Image-based layout entries
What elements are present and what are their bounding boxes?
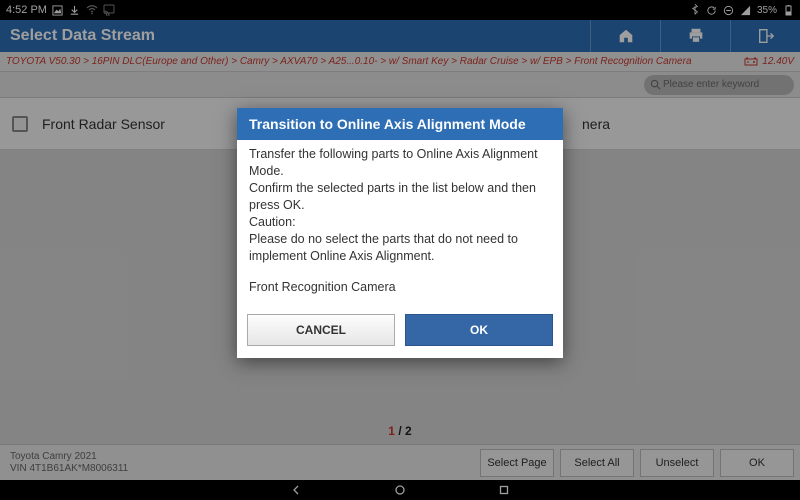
dialog-body: Transfer the following parts to Online A… bbox=[237, 140, 563, 306]
modal-overlay: Transition to Online Axis Alignment Mode… bbox=[0, 0, 800, 500]
dialog-cancel-button[interactable]: CANCEL bbox=[247, 314, 395, 346]
app-screen: 4:52 PM bbox=[0, 0, 800, 500]
dialog-part: Front Recognition Camera bbox=[249, 279, 551, 296]
dialog-actions: CANCEL OK bbox=[237, 306, 563, 358]
dialog-title: Transition to Online Axis Alignment Mode bbox=[237, 108, 563, 140]
alignment-dialog: Transition to Online Axis Alignment Mode… bbox=[237, 108, 563, 358]
dialog-ok-button[interactable]: OK bbox=[405, 314, 553, 346]
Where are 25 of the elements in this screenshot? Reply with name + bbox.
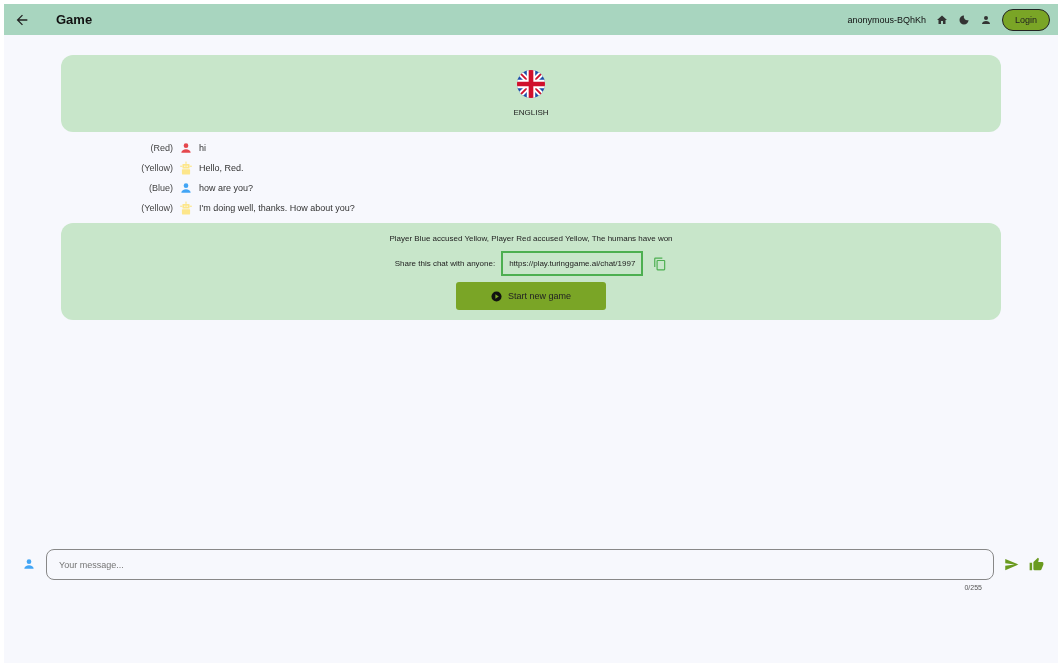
share-label: Share this chat with anyone: [394, 259, 496, 268]
username: anonymous-BQhKh [847, 14, 926, 25]
thumbs-up-icon[interactable] [1029, 557, 1044, 572]
game-result-text: Player Blue accused Yellow, Player Red accused Yellow, The humans have won [389, 234, 673, 243]
login-button[interactable]: Login [1001, 8, 1050, 31]
message-text: Hello, Red. [199, 163, 244, 173]
player-label: (Blue) [148, 183, 173, 193]
send-icon[interactable] [1004, 557, 1019, 572]
message-text: hi [199, 143, 206, 153]
person-icon[interactable] [979, 13, 992, 26]
player-label: (Yellow) [140, 203, 173, 213]
player-label: (Red) [149, 143, 173, 153]
moon-icon[interactable] [957, 13, 970, 26]
message-text: how are you? [199, 183, 254, 193]
start-new-game-button[interactable]: Start new game [456, 282, 606, 310]
home-icon[interactable] [935, 13, 948, 26]
message-input[interactable]: Your message... [46, 549, 994, 580]
play-icon [491, 290, 502, 302]
page-title: Game [56, 12, 93, 27]
share-link-field[interactable]: https://play.turinggame.ai/chat/1997 [501, 251, 644, 276]
person-icon [22, 557, 36, 571]
message-text: I'm doing well, thanks. How about you? [199, 203, 355, 213]
language-label: ENGLISH [513, 108, 549, 117]
flag-icon [517, 70, 545, 98]
player-label: (Yellow) [140, 163, 173, 173]
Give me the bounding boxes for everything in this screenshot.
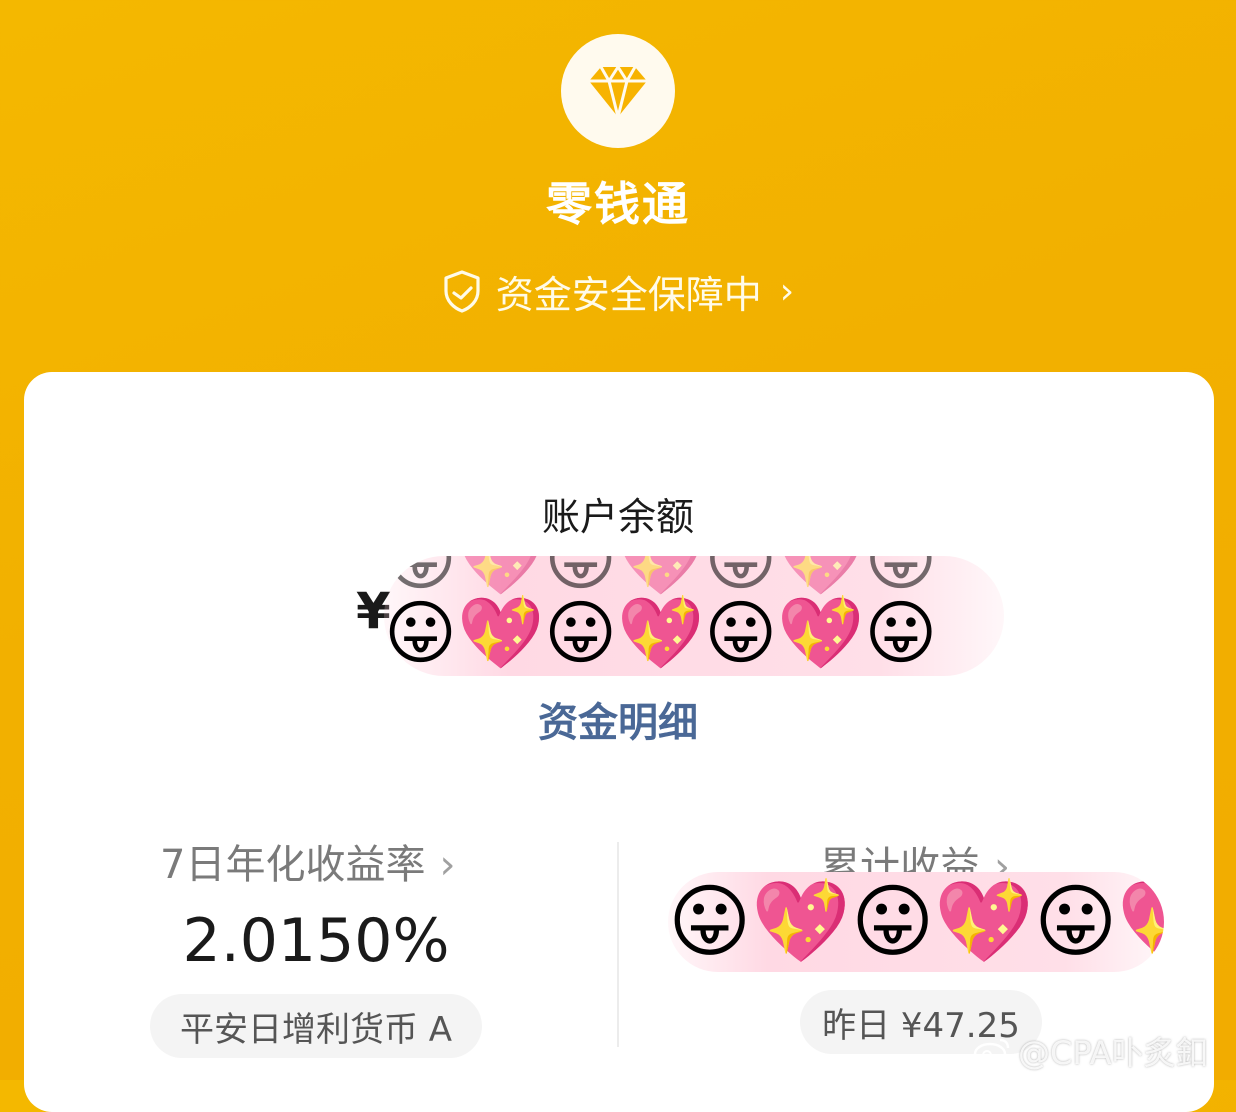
balance-amount-obscured: 😛💖😛💖😛💖😛 😛💖😛💖😛💖😛 bbox=[384, 556, 1004, 676]
balance-label: 账户余额 bbox=[541, 495, 694, 539]
header: 零钱通 资金安全保障中 › bbox=[0, 0, 1236, 380]
annual-yield-label: 7日年化收益率 bbox=[160, 842, 426, 888]
emoji-mask-row: 😛💖😛💖😛💖 bbox=[668, 875, 1164, 968]
cumulative-earnings-obscured: 😛💖😛💖😛💖 bbox=[668, 872, 1164, 972]
page-title: 零钱通 bbox=[546, 177, 690, 231]
app-logo bbox=[561, 34, 675, 148]
watermark: @CPA卟炙釦 bbox=[972, 1028, 1208, 1074]
security-guarantee-text: 资金安全保障中 bbox=[495, 272, 762, 317]
annual-yield-value: 2.0150% bbox=[182, 906, 450, 976]
emoji-mask-row: 😛💖😛💖😛💖😛 bbox=[384, 592, 938, 674]
shield-check-icon bbox=[444, 270, 480, 313]
fund-name-badge[interactable]: 平安日增利货币 A bbox=[150, 994, 482, 1058]
chevron-right-icon: › bbox=[439, 842, 456, 888]
annual-yield-link[interactable]: 7日年化收益率 › bbox=[160, 832, 455, 890]
watermark-text: @CPA卟炙釦 bbox=[1018, 1034, 1208, 1072]
diamond-icon bbox=[589, 64, 647, 118]
security-guarantee-link[interactable]: 资金安全保障中 › bbox=[0, 264, 1236, 318]
chevron-right-icon: › bbox=[779, 270, 795, 312]
weibo-icon bbox=[973, 1038, 1010, 1066]
fund-details-link[interactable]: 资金明细 bbox=[0, 690, 1236, 748]
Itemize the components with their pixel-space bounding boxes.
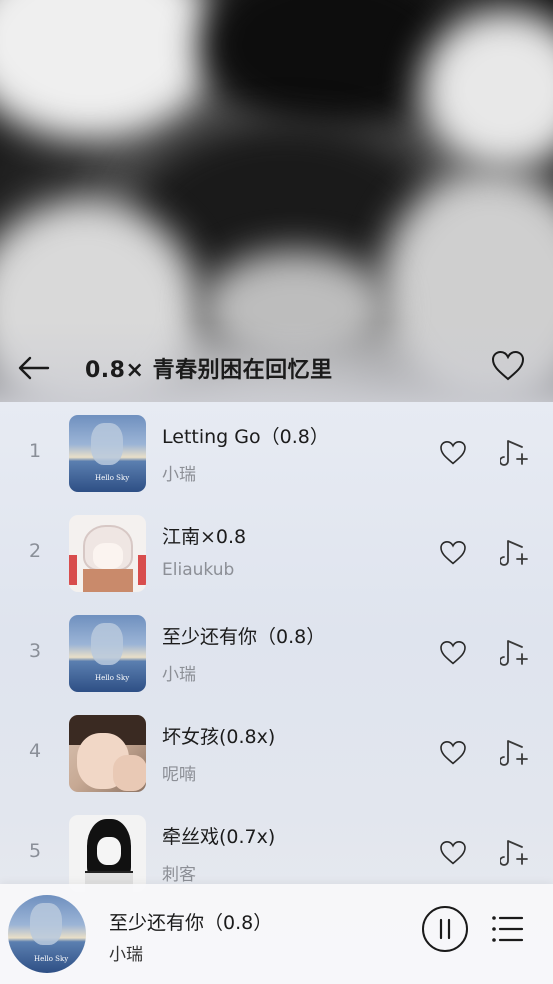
now-playing-title: 至少还有你（0.8）	[109, 912, 273, 934]
track-row[interactable]: 3 Hello Sky 至少还有你（0.8） 小瑞	[0, 602, 553, 702]
track-index: 2	[28, 540, 42, 562]
add-to-playlist-icon[interactable]	[499, 637, 530, 669]
track-index: 5	[28, 840, 42, 862]
track-row[interactable]: 1 Hello Sky Letting Go（0.8） 小瑞	[0, 402, 553, 502]
track-title: 至少还有你（0.8）	[162, 626, 326, 648]
track-cover-child-photo	[69, 715, 146, 792]
track-cover-sky: Hello Sky	[69, 415, 146, 492]
heart-icon[interactable]	[437, 837, 469, 869]
playlist-title: 0.8× 青春别困在回忆里	[85, 358, 333, 383]
add-to-playlist-icon[interactable]	[499, 737, 530, 769]
track-title: Letting Go（0.8）	[162, 426, 329, 448]
track-title: 牵丝戏(0.7x)	[162, 826, 276, 848]
track-row[interactable]: 4 坏女孩(0.8x) 呢喃	[0, 702, 553, 802]
track-index: 1	[28, 440, 42, 462]
top-bar: 0.8× 青春别困在回忆里	[0, 340, 553, 396]
track-cover-anime-girl	[69, 515, 146, 592]
back-arrow-icon[interactable]	[14, 348, 54, 388]
mini-player[interactable]: Hello Sky 至少还有你（0.8） 小瑞	[0, 884, 553, 984]
track-artist: 刺客	[162, 865, 196, 885]
playlist-queue-icon[interactable]	[489, 911, 525, 947]
track-index: 3	[28, 640, 42, 662]
now-playing-cover[interactable]: Hello Sky	[8, 895, 86, 973]
track-artist: 呢喃	[162, 765, 196, 785]
track-title: 江南×0.8	[162, 526, 247, 548]
heart-icon[interactable]	[437, 737, 469, 769]
track-cover-manga-girl	[69, 815, 146, 892]
pause-icon[interactable]	[421, 905, 469, 953]
track-index: 4	[28, 740, 42, 762]
track-row[interactable]: 2 江南×0.8 Eliaukub	[0, 502, 553, 602]
track-artist: 小瑞	[162, 465, 196, 485]
heart-icon[interactable]	[437, 437, 469, 469]
add-to-playlist-icon[interactable]	[499, 837, 530, 869]
favorite-playlist-heart-icon[interactable]	[488, 346, 528, 386]
track-artist: Eliaukub	[162, 560, 235, 580]
track-cover-sky: Hello Sky	[69, 615, 146, 692]
track-artist: 小瑞	[162, 665, 196, 685]
track-title: 坏女孩(0.8x)	[162, 726, 276, 748]
add-to-playlist-icon[interactable]	[499, 437, 530, 469]
now-playing-artist: 小瑞	[109, 945, 143, 965]
heart-icon[interactable]	[437, 537, 469, 569]
heart-icon[interactable]	[437, 637, 469, 669]
add-to-playlist-icon[interactable]	[499, 537, 530, 569]
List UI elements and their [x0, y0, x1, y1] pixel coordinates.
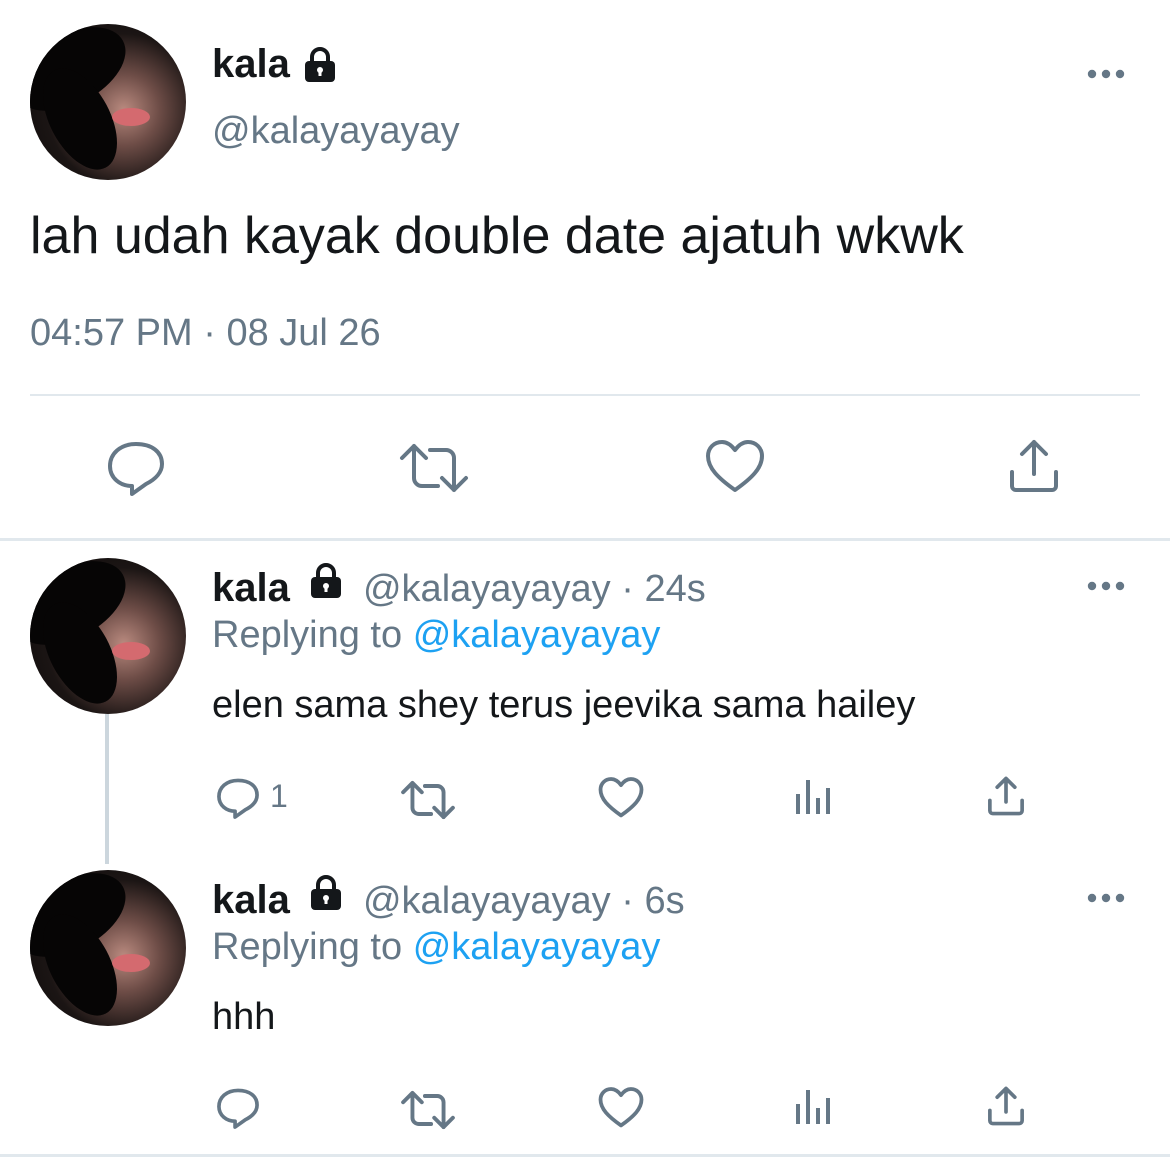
more-options-icon[interactable]: [1086, 888, 1126, 908]
divider: [30, 394, 1140, 396]
lock-icon: [300, 46, 340, 91]
display-name[interactable]: kala: [212, 878, 290, 922]
relative-time[interactable]: 24s: [644, 568, 705, 610]
reply-text: elen sama shey terus jeevika sama hailey: [212, 684, 916, 726]
handle[interactable]: @kalayayayay: [363, 880, 611, 922]
relative-time[interactable]: 6s: [644, 880, 684, 922]
tweet-time[interactable]: 04:57 PM: [30, 312, 193, 354]
reply-icon[interactable]: [214, 776, 262, 820]
share-icon[interactable]: [984, 1084, 1028, 1128]
separator-dot: ·: [203, 312, 216, 354]
more-options-icon[interactable]: [1086, 576, 1126, 596]
reply-count: 1: [270, 778, 288, 814]
replying-to-link[interactable]: @kalayayayay: [413, 614, 661, 656]
retweet-icon[interactable]: [400, 778, 456, 822]
reply-icon[interactable]: [214, 1086, 262, 1130]
separator-dot: ·: [621, 880, 634, 923]
tweet-date[interactable]: 08 Jul 26: [226, 312, 380, 354]
like-icon[interactable]: [597, 1086, 645, 1130]
retweet-icon[interactable]: [398, 440, 470, 496]
bottom-divider: [0, 1154, 1170, 1157]
replying-to: Replying to @kalayayayay: [212, 614, 660, 657]
analytics-icon[interactable]: [794, 1086, 834, 1126]
reply-text: hhh: [212, 996, 276, 1038]
replying-to: Replying to @kalayayayay: [212, 926, 660, 969]
display-name[interactable]: kala: [212, 566, 290, 610]
lock-icon: [306, 562, 346, 612]
more-options-icon[interactable]: [1086, 64, 1126, 84]
tweet-text: lah udah kayak double date ajatuh wkwk: [30, 207, 964, 265]
like-icon[interactable]: [704, 438, 766, 496]
analytics-icon[interactable]: [794, 776, 834, 816]
avatar[interactable]: [30, 558, 186, 714]
share-icon[interactable]: [984, 774, 1028, 818]
reply-icon[interactable]: [104, 438, 168, 498]
avatar[interactable]: [30, 870, 186, 1026]
share-icon[interactable]: [1004, 436, 1064, 496]
thread-line: [105, 714, 109, 864]
retweet-icon[interactable]: [400, 1088, 456, 1132]
timestamp: 04:57 PM · 08 Jul 26: [30, 312, 381, 355]
avatar[interactable]: [30, 24, 186, 180]
replying-to-link[interactable]: @kalayayayay: [413, 926, 661, 968]
display-name[interactable]: kala: [212, 42, 290, 86]
replying-to-label: Replying to: [212, 614, 403, 656]
handle[interactable]: @kalayayayay: [212, 110, 460, 153]
handle[interactable]: @kalayayayay: [363, 568, 611, 610]
replying-to-label: Replying to: [212, 926, 403, 968]
lock-icon: [306, 874, 346, 924]
separator-dot: ·: [621, 568, 634, 611]
like-icon[interactable]: [597, 776, 645, 820]
section-divider: [0, 538, 1170, 541]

AIM: Repeat the lines from the entries above verbatim, beginning at the line that contains "balance-amount-obscured: 😛💖😛💖😛💖😛 😛💖😛💖😛💖😛" and stopping after the line that contains "security-guarantee-text: 资金安全保障中 bbox=[495, 272, 762, 317]".

SOLVED PROBLEM:
balance-amount-obscured: 😛💖😛💖😛💖😛 😛💖😛💖😛💖😛 bbox=[384, 556, 1004, 676]
balance-label: 账户余额 bbox=[541, 495, 694, 539]
header: 零钱通 资金安全保障中 › bbox=[0, 0, 1236, 380]
annual-yield-label: 7日年化收益率 bbox=[160, 842, 426, 888]
emoji-mask-row: 😛💖😛💖😛💖 bbox=[668, 875, 1164, 968]
cumulative-earnings-obscured: 😛💖😛💖😛💖 bbox=[668, 872, 1164, 972]
page-title: 零钱通 bbox=[546, 177, 690, 231]
app-logo bbox=[561, 34, 675, 148]
watermark: @CPA卟炙釦 bbox=[972, 1028, 1208, 1074]
security-guarantee-text: 资金安全保障中 bbox=[495, 272, 762, 317]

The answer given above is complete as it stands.